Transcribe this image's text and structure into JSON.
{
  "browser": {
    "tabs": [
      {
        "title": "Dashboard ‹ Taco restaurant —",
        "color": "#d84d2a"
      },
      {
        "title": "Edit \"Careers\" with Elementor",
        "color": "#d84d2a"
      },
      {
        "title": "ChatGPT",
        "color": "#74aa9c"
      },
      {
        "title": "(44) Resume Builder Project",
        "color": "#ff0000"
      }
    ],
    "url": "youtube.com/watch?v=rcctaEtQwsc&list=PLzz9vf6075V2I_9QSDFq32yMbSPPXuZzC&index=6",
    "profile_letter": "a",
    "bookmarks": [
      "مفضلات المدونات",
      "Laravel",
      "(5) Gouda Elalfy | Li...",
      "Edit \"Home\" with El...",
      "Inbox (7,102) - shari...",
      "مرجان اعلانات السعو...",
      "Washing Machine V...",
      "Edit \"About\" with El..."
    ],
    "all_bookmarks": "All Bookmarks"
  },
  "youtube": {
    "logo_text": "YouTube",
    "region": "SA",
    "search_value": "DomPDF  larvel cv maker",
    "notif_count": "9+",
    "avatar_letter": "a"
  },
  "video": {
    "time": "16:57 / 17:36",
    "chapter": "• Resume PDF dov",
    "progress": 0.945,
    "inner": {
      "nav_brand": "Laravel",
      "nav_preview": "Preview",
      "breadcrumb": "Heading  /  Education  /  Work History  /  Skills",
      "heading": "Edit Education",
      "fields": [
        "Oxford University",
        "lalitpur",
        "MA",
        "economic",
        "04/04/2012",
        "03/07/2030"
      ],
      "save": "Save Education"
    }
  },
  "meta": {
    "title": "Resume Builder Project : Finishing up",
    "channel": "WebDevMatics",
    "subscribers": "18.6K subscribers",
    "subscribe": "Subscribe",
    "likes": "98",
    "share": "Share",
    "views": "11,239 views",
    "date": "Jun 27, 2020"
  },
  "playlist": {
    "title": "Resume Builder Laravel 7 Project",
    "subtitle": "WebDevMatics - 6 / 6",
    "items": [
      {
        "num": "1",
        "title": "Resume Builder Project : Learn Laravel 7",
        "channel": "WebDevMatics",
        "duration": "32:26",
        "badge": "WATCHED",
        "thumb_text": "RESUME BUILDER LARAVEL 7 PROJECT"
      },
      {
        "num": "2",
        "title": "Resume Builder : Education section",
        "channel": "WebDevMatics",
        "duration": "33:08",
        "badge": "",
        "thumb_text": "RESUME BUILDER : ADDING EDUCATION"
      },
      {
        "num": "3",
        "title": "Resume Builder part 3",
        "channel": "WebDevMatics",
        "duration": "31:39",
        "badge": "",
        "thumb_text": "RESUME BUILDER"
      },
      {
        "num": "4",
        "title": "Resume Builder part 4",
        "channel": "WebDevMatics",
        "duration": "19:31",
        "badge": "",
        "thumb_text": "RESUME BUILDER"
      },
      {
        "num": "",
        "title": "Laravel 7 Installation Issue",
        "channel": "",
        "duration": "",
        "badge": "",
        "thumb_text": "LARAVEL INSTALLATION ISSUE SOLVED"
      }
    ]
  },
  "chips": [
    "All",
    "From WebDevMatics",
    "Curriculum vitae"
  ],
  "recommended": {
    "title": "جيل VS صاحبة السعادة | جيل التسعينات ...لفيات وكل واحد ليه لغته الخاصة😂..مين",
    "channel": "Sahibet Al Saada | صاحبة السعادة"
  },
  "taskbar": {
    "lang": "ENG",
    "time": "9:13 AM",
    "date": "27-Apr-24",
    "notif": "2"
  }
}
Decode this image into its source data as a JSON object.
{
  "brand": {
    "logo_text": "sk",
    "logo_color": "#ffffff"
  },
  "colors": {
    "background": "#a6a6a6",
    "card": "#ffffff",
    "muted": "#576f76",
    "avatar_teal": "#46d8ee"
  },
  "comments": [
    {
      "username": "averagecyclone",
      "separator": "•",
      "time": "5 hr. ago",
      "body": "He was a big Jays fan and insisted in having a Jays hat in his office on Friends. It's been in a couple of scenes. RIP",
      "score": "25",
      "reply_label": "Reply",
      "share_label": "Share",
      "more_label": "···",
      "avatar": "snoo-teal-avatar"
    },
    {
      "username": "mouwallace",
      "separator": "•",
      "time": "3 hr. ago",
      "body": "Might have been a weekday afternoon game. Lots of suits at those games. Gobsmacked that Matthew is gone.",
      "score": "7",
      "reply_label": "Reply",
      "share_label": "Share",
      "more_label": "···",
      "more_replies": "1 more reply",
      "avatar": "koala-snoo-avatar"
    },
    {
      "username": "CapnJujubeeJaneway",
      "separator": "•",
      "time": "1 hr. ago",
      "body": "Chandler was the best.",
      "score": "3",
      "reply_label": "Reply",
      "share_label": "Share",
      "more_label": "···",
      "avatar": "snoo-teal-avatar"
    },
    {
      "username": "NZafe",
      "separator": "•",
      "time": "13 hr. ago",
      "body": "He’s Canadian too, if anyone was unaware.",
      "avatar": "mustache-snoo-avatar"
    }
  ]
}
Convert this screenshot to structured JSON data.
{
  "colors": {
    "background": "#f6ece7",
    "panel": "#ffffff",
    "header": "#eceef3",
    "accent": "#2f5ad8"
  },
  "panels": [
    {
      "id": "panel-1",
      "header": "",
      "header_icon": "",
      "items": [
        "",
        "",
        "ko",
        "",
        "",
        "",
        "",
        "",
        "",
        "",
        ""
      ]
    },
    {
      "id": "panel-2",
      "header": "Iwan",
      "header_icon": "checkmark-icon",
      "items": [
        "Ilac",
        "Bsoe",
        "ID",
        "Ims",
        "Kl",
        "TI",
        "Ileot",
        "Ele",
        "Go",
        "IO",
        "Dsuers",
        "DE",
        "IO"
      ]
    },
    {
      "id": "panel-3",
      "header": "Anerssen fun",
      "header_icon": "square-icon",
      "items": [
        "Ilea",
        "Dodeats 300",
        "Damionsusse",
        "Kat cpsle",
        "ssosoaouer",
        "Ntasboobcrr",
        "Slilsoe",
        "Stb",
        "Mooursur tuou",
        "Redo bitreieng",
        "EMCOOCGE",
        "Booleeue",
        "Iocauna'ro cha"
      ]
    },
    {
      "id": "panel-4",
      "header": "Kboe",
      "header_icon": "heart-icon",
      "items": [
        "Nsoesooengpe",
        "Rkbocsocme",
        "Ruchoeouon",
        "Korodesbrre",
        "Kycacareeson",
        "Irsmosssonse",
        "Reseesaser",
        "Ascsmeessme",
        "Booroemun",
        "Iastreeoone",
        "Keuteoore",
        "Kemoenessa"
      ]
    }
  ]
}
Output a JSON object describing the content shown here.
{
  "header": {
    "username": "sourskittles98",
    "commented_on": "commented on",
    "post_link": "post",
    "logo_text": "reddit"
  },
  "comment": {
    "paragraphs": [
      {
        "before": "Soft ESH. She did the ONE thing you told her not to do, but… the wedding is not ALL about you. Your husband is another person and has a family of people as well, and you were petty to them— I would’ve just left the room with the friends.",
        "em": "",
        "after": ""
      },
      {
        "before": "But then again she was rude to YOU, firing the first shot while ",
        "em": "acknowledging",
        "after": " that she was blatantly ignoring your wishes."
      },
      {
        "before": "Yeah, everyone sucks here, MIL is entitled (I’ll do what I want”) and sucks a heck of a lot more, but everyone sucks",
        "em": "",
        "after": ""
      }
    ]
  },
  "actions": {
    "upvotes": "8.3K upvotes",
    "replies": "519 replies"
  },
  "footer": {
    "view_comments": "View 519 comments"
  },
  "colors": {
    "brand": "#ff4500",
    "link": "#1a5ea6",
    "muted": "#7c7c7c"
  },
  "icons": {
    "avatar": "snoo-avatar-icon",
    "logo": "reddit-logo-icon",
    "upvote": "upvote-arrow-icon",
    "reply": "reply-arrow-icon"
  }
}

══════

== WHAT YOU NEED TO DO ==
Return each entry from the material above exactly as it appears.

== TASK ANSWER ==
Transcribe this image's text and structure into JSON.
{
  "browser": {
    "tabs": [
      {
        "title": "Dashboard ‹ Taco restaurant —",
        "color": "#d84d2a"
      },
      {
        "title": "Edit \"Careers\" with Elementor",
        "color": "#d84d2a"
      },
      {
        "title": "ChatGPT",
        "color": "#74aa9c"
      },
      {
        "title": "(44) Resume Builder Project",
        "color": "#ff0000"
      }
    ],
    "url": "youtube.com/watch?v=rcctaEtQwsc&list=PLzz9vf6075V2I_9QSDFq32yMbSPPXuZzC&index=6",
    "profile_letter": "a",
    "bookmarks": [
      "مفضلات المدونات",
      "Laravel",
      "(5) Gouda Elalfy | Li...",
      "Edit \"Home\" with El...",
      "Inbox (7,102) - shari...",
      "مرجان اعلانات السعو...",
      "Washing Machine V...",
      "Edit \"About\" with El..."
    ],
    "all_bookmarks": "All Bookmarks"
  },
  "youtube": {
    "logo_text": "YouTube",
    "region": "SA",
    "search_value": "DomPDF  larvel cv maker",
    "notif_count": "9+",
    "avatar_letter": "a"
  },
  "video": {
    "time": "16:57 / 17:36",
    "chapter": "• Resume PDF dov",
    "progress": 0.945,
    "inner": {
      "nav_brand": "Laravel",
      "nav_preview": "Preview",
      "breadcrumb": "Heading  /  Education  /  Work History  /  Skills",
      "heading": "Edit Education",
      "fields": [
        "Oxford University",
        "lalitpur",
        "MA",
        "economic",
        "04/04/2012",
        "03/07/2030"
      ],
      "save": "Save Education"
    }
  },
  "meta": {
    "title": "Resume Builder Project : Finishing up",
    "channel": "WebDevMatics",
    "subscribers": "18.6K subscribers",
    "subscribe": "Subscribe",
    "likes": "98",
    "share": "Share",
    "views": "11,239 views",
    "date": "Jun 27, 2020"
  },
  "playlist": {
    "title": "Resume Builder Laravel 7 Project",
    "subtitle": "WebDevMatics - 6 / 6",
    "items": [
      {
        "num": "1",
        "title": "Resume Builder Project : Learn Laravel 7",
        "channel": "WebDevMatics",
        "duration": "32:26",
        "badge": "WATCHED",
        "thumb_text": "RESUME BUILDER LARAVEL 7 PROJECT"
      },
      {
        "num": "2",
        "title": "Resume Builder : Education section",
        "channel": "WebDevMatics",
        "duration": "33:08",
        "badge": "",
        "thumb_text": "RESUME BUILDER : ADDING EDUCATION"
      },
      {
        "num": "3",
        "title": "Resume Builder part 3",
        "channel": "WebDevMatics",
        "duration": "31:39",
        "badge": "",
        "thumb_text": "RESUME BUILDER"
      },
      {
        "num": "4",
        "title": "Resume Builder part 4",
        "channel": "WebDevMatics",
        "duration": "19:31",
        "badge": "",
        "thumb_text": "RESUME BUILDER"
      },
      {
        "num": "",
        "title": "Laravel 7 Installation Issue",
        "channel": "",
        "duration": "",
        "badge": "",
        "thumb_text": "LARAVEL INSTALLATION ISSUE SOLVED"
      }
    ]
  },
  "chips": [
    "All",
    "From WebDevMatics",
    "Curriculum vitae"
  ],
  "recommended": {
    "title": "جيل VS صاحبة السعادة | جيل التسعينات ...لفيات وكل واحد ليه لغته الخاصة😂..مين",
    "channel": "Sahibet Al Saada | صاحبة السعادة"
  },
  "taskbar": {
    "lang": "ENG",
    "time": "9:13 AM",
    "date": "27-Apr-24",
    "notif": "2"
  }
}
Decode this image into its source data as a JSON object.
{
  "brand": {
    "logo_text": "sk",
    "logo_color": "#ffffff"
  },
  "colors": {
    "background": "#a6a6a6",
    "card": "#ffffff",
    "muted": "#576f76",
    "avatar_teal": "#46d8ee"
  },
  "comments": [
    {
      "username": "averagecyclone",
      "separator": "•",
      "time": "5 hr. ago",
      "body": "He was a big Jays fan and insisted in having a Jays hat in his office on Friends. It's been in a couple of scenes. RIP",
      "score": "25",
      "reply_label": "Reply",
      "share_label": "Share",
      "more_label": "···",
      "avatar": "snoo-teal-avatar"
    },
    {
      "username": "mouwallace",
      "separator": "•",
      "time": "3 hr. ago",
      "body": "Might have been a weekday afternoon game. Lots of suits at those games. Gobsmacked that Matthew is gone.",
      "score": "7",
      "reply_label": "Reply",
      "share_label": "Share",
      "more_label": "···",
      "more_replies": "1 more reply",
      "avatar": "koala-snoo-avatar"
    },
    {
      "username": "CapnJujubeeJaneway",
      "separator": "•",
      "time": "1 hr. ago",
      "body": "Chandler was the best.",
      "score": "3",
      "reply_label": "Reply",
      "share_label": "Share",
      "more_label": "···",
      "avatar": "snoo-teal-avatar"
    },
    {
      "username": "NZafe",
      "separator": "•",
      "time": "13 hr. ago",
      "body": "He’s Canadian too, if anyone was unaware.",
      "avatar": "mustache-snoo-avatar"
    }
  ]
}
Convert this screenshot to structured JSON data.
{
  "colors": {
    "background": "#f6ece7",
    "panel": "#ffffff",
    "header": "#eceef3",
    "accent": "#2f5ad8"
  },
  "panels": [
    {
      "id": "panel-1",
      "header": "",
      "header_icon": "",
      "items": [
        "",
        "",
        "ko",
        "",
        "",
        "",
        "",
        "",
        "",
        "",
        ""
      ]
    },
    {
      "id": "panel-2",
      "header": "Iwan",
      "header_icon": "checkmark-icon",
      "items": [
        "Ilac",
        "Bsoe",
        "ID",
        "Ims",
        "Kl",
        "TI",
        "Ileot",
        "Ele",
        "Go",
        "IO",
        "Dsuers",
        "DE",
        "IO"
      ]
    },
    {
      "id": "panel-3",
      "header": "Anerssen fun",
      "header_icon": "square-icon",
      "items": [
        "Ilea",
        "Dodeats 300",
        "Damionsusse",
        "Kat cpsle",
        "ssosoaouer",
        "Ntasboobcrr",
        "Slilsoe",
        "Stb",
        "Mooursur tuou",
        "Redo bitreieng",
        "EMCOOCGE",
        "Booleeue",
        "Iocauna'ro cha"
      ]
    },
    {
      "id": "panel-4",
      "header": "Kboe",
      "header_icon": "heart-icon",
      "items": [
        "Nsoesooengpe",
        "Rkbocsocme",
        "Ruchoeouon",
        "Korodesbrre",
        "Kycacareeson",
        "Irsmosssonse",
        "Reseesaser",
        "Ascsmeessme",
        "Booroemun",
        "Iastreeoone",
        "Keuteoore",
        "Kemoenessa"
      ]
    }
  ]
}
Output a JSON object describing the content shown here.
{
  "header": {
    "username": "sourskittles98",
    "commented_on": "commented on",
    "post_link": "post",
    "logo_text": "reddit"
  },
  "comment": {
    "paragraphs": [
      {
        "before": "Soft ESH. She did the ONE thing you told her not to do, but… the wedding is not ALL about you. Your husband is another person and has a family of people as well, and you were petty to them— I would’ve just left the room with the friends.",
        "em": "",
        "after": ""
      },
      {
        "before": "But then again she was rude to YOU, firing the first shot while ",
        "em": "acknowledging",
        "after": " that she was blatantly ignoring your wishes."
      },
      {
        "before": "Yeah, everyone sucks here, MIL is entitled (I’ll do what I want”) and sucks a heck of a lot more, but everyone sucks",
        "em": "",
        "after": ""
      }
    ]
  },
  "actions": {
    "upvotes": "8.3K upvotes",
    "replies": "519 replies"
  },
  "footer": {
    "view_comments": "View 519 comments"
  },
  "colors": {
    "brand": "#ff4500",
    "link": "#1a5ea6",
    "muted": "#7c7c7c"
  },
  "icons": {
    "avatar": "snoo-avatar-icon",
    "logo": "reddit-logo-icon",
    "upvote": "upvote-arrow-icon",
    "reply": "reply-arrow-icon"
  }
}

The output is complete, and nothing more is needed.